Task input

________________________________________

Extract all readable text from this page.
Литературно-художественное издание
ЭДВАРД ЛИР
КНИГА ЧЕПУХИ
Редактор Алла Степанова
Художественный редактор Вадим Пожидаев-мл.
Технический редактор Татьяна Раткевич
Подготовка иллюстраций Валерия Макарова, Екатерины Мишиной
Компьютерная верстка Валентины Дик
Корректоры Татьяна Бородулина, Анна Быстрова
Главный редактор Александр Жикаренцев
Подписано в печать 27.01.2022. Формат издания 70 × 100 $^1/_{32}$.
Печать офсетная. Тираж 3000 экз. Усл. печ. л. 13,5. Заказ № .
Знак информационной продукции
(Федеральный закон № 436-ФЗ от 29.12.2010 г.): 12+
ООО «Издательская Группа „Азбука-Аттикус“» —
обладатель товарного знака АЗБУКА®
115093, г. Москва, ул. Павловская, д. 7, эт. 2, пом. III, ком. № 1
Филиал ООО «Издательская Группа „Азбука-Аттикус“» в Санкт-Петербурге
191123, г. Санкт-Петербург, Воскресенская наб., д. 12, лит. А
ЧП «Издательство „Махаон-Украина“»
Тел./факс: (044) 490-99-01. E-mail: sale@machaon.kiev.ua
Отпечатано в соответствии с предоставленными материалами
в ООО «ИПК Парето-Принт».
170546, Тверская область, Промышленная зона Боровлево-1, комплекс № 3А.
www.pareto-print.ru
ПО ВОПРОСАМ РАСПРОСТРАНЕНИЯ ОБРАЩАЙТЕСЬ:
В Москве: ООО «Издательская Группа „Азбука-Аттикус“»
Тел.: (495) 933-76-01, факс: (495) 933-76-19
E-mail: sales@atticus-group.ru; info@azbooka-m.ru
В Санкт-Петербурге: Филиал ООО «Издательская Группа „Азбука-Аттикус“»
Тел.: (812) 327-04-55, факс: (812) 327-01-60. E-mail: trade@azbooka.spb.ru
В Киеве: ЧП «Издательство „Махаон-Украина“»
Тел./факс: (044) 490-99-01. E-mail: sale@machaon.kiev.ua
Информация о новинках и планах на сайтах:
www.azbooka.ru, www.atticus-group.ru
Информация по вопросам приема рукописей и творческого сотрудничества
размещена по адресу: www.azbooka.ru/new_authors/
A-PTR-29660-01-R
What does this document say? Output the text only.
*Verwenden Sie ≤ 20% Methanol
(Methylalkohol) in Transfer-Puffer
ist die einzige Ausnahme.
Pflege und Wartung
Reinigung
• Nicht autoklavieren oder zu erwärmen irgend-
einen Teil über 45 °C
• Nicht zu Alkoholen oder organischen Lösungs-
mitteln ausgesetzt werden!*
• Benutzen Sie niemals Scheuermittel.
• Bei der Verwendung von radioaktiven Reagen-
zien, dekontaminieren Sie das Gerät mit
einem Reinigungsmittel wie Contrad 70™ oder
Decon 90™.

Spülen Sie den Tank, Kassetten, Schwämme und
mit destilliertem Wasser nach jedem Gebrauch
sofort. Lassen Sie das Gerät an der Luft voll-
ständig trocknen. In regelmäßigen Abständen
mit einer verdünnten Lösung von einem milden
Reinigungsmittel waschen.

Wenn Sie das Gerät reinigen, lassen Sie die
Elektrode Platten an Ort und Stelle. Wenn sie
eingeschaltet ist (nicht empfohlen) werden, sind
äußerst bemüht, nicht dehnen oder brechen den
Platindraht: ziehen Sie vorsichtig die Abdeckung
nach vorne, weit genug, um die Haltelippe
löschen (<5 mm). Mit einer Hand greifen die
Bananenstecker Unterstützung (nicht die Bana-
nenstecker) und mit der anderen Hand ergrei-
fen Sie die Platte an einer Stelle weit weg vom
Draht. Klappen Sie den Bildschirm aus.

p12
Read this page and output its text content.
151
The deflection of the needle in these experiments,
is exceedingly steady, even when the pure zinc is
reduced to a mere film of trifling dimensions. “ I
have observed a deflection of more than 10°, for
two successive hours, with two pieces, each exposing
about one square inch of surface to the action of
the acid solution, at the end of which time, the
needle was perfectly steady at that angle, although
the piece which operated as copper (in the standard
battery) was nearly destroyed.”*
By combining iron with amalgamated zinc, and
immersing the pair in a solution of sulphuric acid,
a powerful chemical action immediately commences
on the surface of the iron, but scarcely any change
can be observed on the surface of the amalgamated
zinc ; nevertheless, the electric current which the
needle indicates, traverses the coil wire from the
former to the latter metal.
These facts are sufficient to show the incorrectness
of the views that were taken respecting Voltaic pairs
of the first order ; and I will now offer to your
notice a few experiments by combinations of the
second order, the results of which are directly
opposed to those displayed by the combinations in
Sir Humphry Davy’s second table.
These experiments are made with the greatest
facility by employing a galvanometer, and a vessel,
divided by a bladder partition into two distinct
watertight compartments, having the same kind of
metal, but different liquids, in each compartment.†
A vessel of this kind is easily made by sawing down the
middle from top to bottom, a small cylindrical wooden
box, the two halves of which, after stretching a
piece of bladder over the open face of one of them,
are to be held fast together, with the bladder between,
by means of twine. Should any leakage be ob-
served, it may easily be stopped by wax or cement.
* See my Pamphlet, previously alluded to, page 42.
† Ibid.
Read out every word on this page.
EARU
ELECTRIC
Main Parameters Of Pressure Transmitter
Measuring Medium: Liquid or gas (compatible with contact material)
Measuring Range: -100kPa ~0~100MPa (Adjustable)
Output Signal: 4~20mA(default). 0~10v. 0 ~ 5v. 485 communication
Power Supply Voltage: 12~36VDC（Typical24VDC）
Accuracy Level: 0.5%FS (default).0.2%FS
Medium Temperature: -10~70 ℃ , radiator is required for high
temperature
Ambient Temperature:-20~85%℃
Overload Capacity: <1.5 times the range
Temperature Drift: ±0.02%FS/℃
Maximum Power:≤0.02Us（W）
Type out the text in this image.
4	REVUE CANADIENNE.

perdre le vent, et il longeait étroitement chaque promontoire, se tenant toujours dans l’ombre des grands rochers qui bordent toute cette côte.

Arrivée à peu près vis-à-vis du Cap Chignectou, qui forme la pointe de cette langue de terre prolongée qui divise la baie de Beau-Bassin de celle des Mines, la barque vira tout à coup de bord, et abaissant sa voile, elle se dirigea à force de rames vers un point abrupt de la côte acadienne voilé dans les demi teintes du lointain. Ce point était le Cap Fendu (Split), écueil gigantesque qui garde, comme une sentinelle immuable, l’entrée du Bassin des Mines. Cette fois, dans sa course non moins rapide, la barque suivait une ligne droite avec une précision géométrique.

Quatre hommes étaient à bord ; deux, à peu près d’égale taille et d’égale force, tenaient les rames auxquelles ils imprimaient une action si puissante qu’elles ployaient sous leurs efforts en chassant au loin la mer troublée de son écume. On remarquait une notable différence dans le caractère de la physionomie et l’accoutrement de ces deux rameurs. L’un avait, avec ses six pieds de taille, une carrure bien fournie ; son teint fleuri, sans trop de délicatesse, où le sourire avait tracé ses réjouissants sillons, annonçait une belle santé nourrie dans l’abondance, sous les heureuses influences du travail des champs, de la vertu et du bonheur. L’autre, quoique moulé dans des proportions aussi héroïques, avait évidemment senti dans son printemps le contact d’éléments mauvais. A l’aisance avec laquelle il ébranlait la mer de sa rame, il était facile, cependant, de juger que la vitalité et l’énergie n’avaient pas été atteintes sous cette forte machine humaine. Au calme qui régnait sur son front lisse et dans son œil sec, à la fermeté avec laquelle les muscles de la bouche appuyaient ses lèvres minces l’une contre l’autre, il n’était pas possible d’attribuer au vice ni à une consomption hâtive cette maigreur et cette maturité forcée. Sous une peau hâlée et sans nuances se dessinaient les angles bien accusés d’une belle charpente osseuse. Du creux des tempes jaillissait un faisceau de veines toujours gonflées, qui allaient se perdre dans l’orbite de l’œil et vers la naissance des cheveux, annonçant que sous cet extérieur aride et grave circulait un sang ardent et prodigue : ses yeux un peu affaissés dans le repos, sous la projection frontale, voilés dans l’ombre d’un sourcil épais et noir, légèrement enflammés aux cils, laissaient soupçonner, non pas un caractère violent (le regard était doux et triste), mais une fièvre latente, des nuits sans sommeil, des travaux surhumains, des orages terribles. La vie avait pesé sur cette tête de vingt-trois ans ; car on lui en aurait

________________________________________

Set problem
Collect every line above that contains the word "combinations".

Answer for the task
notice a few experiments by combinations of the
opposed to those displayed by the combinations in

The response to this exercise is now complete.